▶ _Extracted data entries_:
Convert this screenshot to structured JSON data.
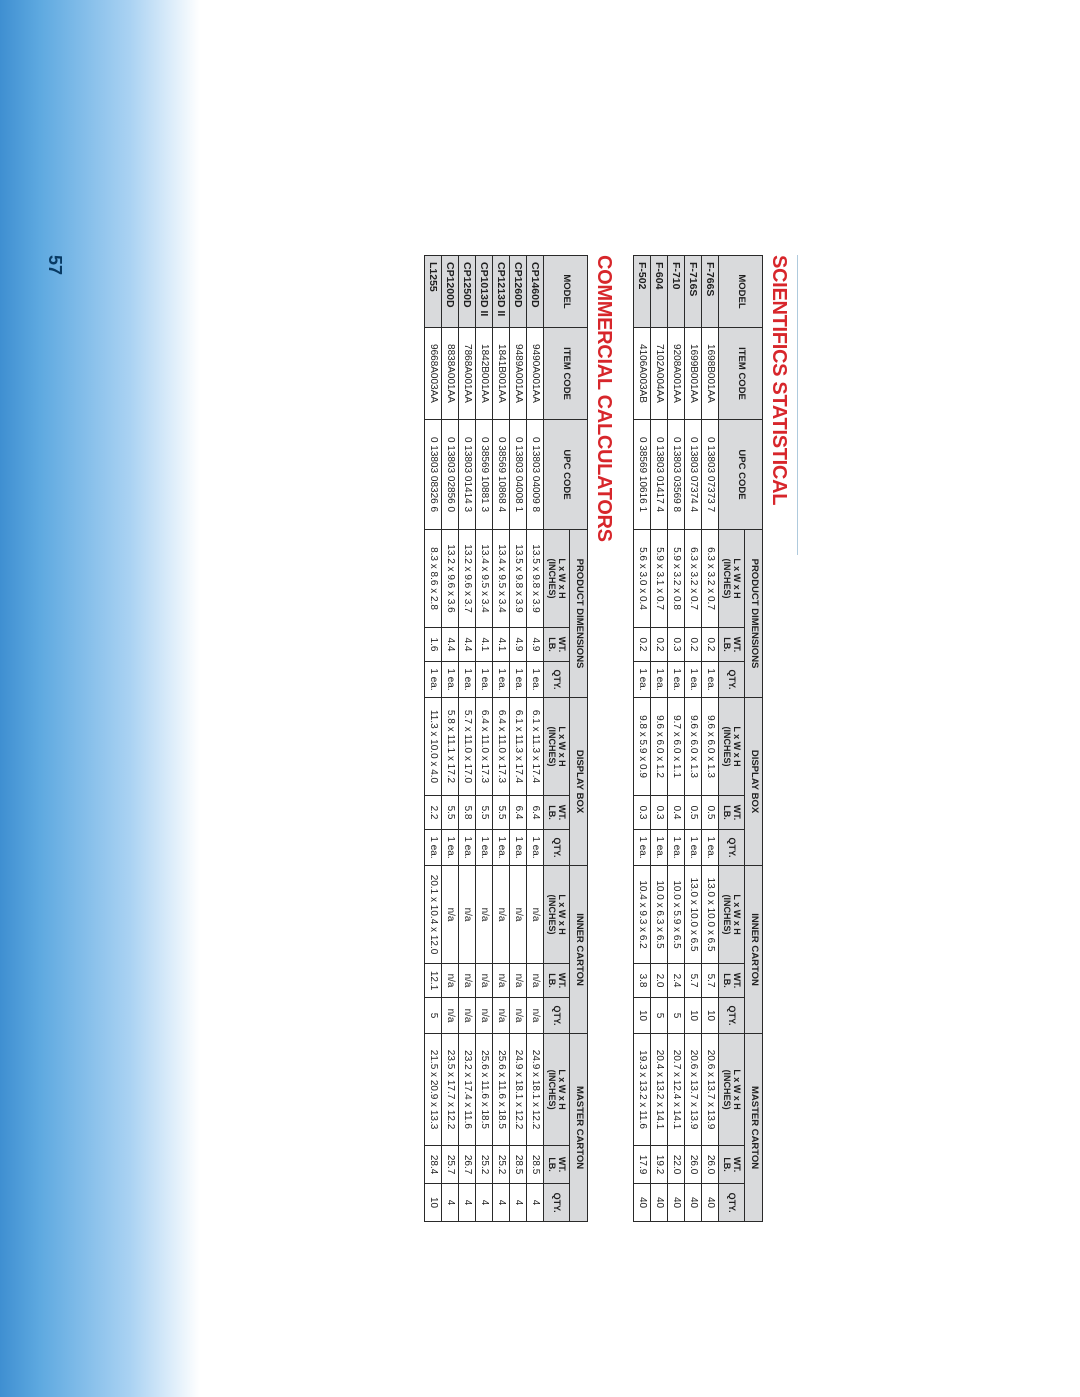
{
  "page_number": "57",
  "colors": {
    "title": "#d7262b",
    "header_bg": "#d9dadc",
    "border": "#2a2a2a",
    "gradient_top": "rgba(124,186,236,0)",
    "gradient_mid": "#5ea9e0",
    "gradient_bottom": "#3f8fd1",
    "pagenum": "#083a63"
  },
  "headers": {
    "model": "MODEL",
    "item_code": "ITEM CODE",
    "upc_code": "UPC CODE",
    "grp_product": "PRODUCT DIMENSIONS",
    "grp_display": "DISPLAY BOX",
    "grp_inner": "INNER CARTON",
    "grp_master": "MASTER CARTON",
    "dim": "L x W x H",
    "dim_sub": "(INCHES)",
    "wt": "WT.",
    "wt_sub": "LB.",
    "qty": "QTY."
  },
  "tables": [
    {
      "title": "SCIENTIFICS STATISTICAL",
      "rows": [
        {
          "model": "F-766S",
          "item": "1698B001AA",
          "upc": "0 13803 07373 7",
          "pd": "6.3 x 3.2 x 0.7",
          "pw": "0.2",
          "pq": "1 ea.",
          "dd": "9.6 x 6.0 x 1.3",
          "dw": "0.5",
          "dq": "1 ea.",
          "id": "13.0 x 10.0 x 6.5",
          "iw": "5.7",
          "iq": "10",
          "md": "20.6 x 13.7 x 13.9",
          "mw": "26.0",
          "mq": "40"
        },
        {
          "model": "F-716S",
          "item": "1699B001AA",
          "upc": "0 13803 07374 4",
          "pd": "6.3 x 3.2 x 0.7",
          "pw": "0.2",
          "pq": "1 ea.",
          "dd": "9.6 x 6.0 x 1.3",
          "dw": "0.5",
          "dq": "1 ea.",
          "id": "13.0 x 10.0 x 6.5",
          "iw": "5.7",
          "iq": "10",
          "md": "20.6 x 13.7 x 13.9",
          "mw": "26.0",
          "mq": "40"
        },
        {
          "model": "F-710",
          "item": "9208A001AA",
          "upc": "0 13803 03569 8",
          "pd": "5.9 x 3.2 x 0.8",
          "pw": "0.3",
          "pq": "1 ea.",
          "dd": "9.7 x 6.0 x 1.1",
          "dw": "0.4",
          "dq": "1 ea.",
          "id": "10.0 x 5.9 x 6.5",
          "iw": "2.4",
          "iq": "5",
          "md": "20.7 x 12.4 x 14.1",
          "mw": "22.0",
          "mq": "40"
        },
        {
          "model": "F-604",
          "item": "7102A004AA",
          "upc": "0 13803 01417 4",
          "pd": "5.9 x 3.1 x 0.7",
          "pw": "0.2",
          "pq": "1 ea.",
          "dd": "9.6 x 6.0 x 1.2",
          "dw": "0.3",
          "dq": "1 ea.",
          "id": "10.0 x 6.3 x 6.5",
          "iw": "2.0",
          "iq": "5",
          "md": "20.4 x 13.2 x 14.1",
          "mw": "19.2",
          "mq": "40"
        },
        {
          "model": "F-502",
          "item": "4106A003AB",
          "upc": "0 38569 10616 1",
          "pd": "5.6 x 3.0 x 0.4",
          "pw": "0.2",
          "pq": "1 ea.",
          "dd": "9.8 x 5.9 x 0.9",
          "dw": "0.3",
          "dq": "1 ea.",
          "id": "10.4 x 9.3 x 6.2",
          "iw": "3.8",
          "iq": "10",
          "md": "19.3 x 13.2 x 11.6",
          "mw": "17.9",
          "mq": "40"
        }
      ]
    },
    {
      "title": "COMMERCIAL CALCULATORS",
      "rows": [
        {
          "model": "CP1460D",
          "item": "9490A001AA",
          "upc": "0 13803 04009 8",
          "pd": "13.5 x 9.8 x 3.9",
          "pw": "4.9",
          "pq": "1 ea.",
          "dd": "6.1 x 11.3 x 17.4",
          "dw": "6.4",
          "dq": "1 ea.",
          "id": "n/a",
          "iw": "n/a",
          "iq": "n/a",
          "md": "24.9 x 18.1 x 12.2",
          "mw": "28.5",
          "mq": "4"
        },
        {
          "model": "CP1260D",
          "item": "9489A001AA",
          "upc": "0 13803 04008 1",
          "pd": "13.5 x 9.8 x 3.9",
          "pw": "4.9",
          "pq": "1 ea.",
          "dd": "6.1 x 11.3 x 17.4",
          "dw": "6.4",
          "dq": "1 ea.",
          "id": "n/a",
          "iw": "n/a",
          "iq": "n/a",
          "md": "24.9 x 18.1 x 12.2",
          "mw": "28.5",
          "mq": "4"
        },
        {
          "model": "CP1213D II",
          "item": "1841B001AA",
          "upc": "0 38569 10868 4",
          "pd": "13.4 x 9.5 x 3.4",
          "pw": "4.1",
          "pq": "1 ea.",
          "dd": "6.4 x 11.0 x 17.3",
          "dw": "5.5",
          "dq": "1 ea.",
          "id": "n/a",
          "iw": "n/a",
          "iq": "n/a",
          "md": "25.6 x 11.6 x 18.5",
          "mw": "25.2",
          "mq": "4"
        },
        {
          "model": "CP1013D II",
          "item": "1842B001AA",
          "upc": "0 38569 10881 3",
          "pd": "13.4 x 9.5 x 3.4",
          "pw": "4.1",
          "pq": "1 ea.",
          "dd": "6.4 x 11.0 x 17.3",
          "dw": "5.5",
          "dq": "1 ea.",
          "id": "n/a",
          "iw": "n/a",
          "iq": "n/a",
          "md": "25.6 x 11.6 x 18.5",
          "mw": "25.2",
          "mq": "4"
        },
        {
          "model": "CP1250D",
          "item": "7868A001AA",
          "upc": "0 13803 01414 3",
          "pd": "13.2 x 9.6 x 3.7",
          "pw": "4.4",
          "pq": "1 ea.",
          "dd": "5.7 x 11.0 x 17.0",
          "dw": "5.8",
          "dq": "1 ea.",
          "id": "n/a",
          "iw": "n/a",
          "iq": "n/a",
          "md": "23.2 x 17.4 x 11.6",
          "mw": "26.7",
          "mq": "4"
        },
        {
          "model": "CP1200D",
          "item": "8838A001AA",
          "upc": "0 13803 02856 0",
          "pd": "13.2 x 9.6 x 3.6",
          "pw": "4.4",
          "pq": "1 ea.",
          "dd": "5.8 x 11.1 x 17.2",
          "dw": "5.5",
          "dq": "1 ea.",
          "id": "n/a",
          "iw": "n/a",
          "iq": "n/a",
          "md": "23.5 x 17.7 x 12.2",
          "mw": "25.7",
          "mq": "4"
        },
        {
          "model": "L1255",
          "item": "9668A003AA",
          "upc": "0 13803 08326 6",
          "pd": "8.3 x 8.6 x 2.8",
          "pw": "1.6",
          "pq": "1 ea.",
          "dd": "11.3 x 10.0 x 4.0",
          "dw": "2.2",
          "dq": "1 ea.",
          "id": "20.1 x 10.4 x 12.0",
          "iw": "12.1",
          "iq": "5",
          "md": "21.5 x 20.9 x 13.3",
          "mw": "28.4",
          "mq": "10"
        }
      ]
    }
  ]
}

▶ _THE REQUEST_: Search the records for the word "CODE". Copy every line that has it.

▶ _RESULT BELOW_:
    "item_code": "ITEM CODE",
    "upc_code": "UPC CODE",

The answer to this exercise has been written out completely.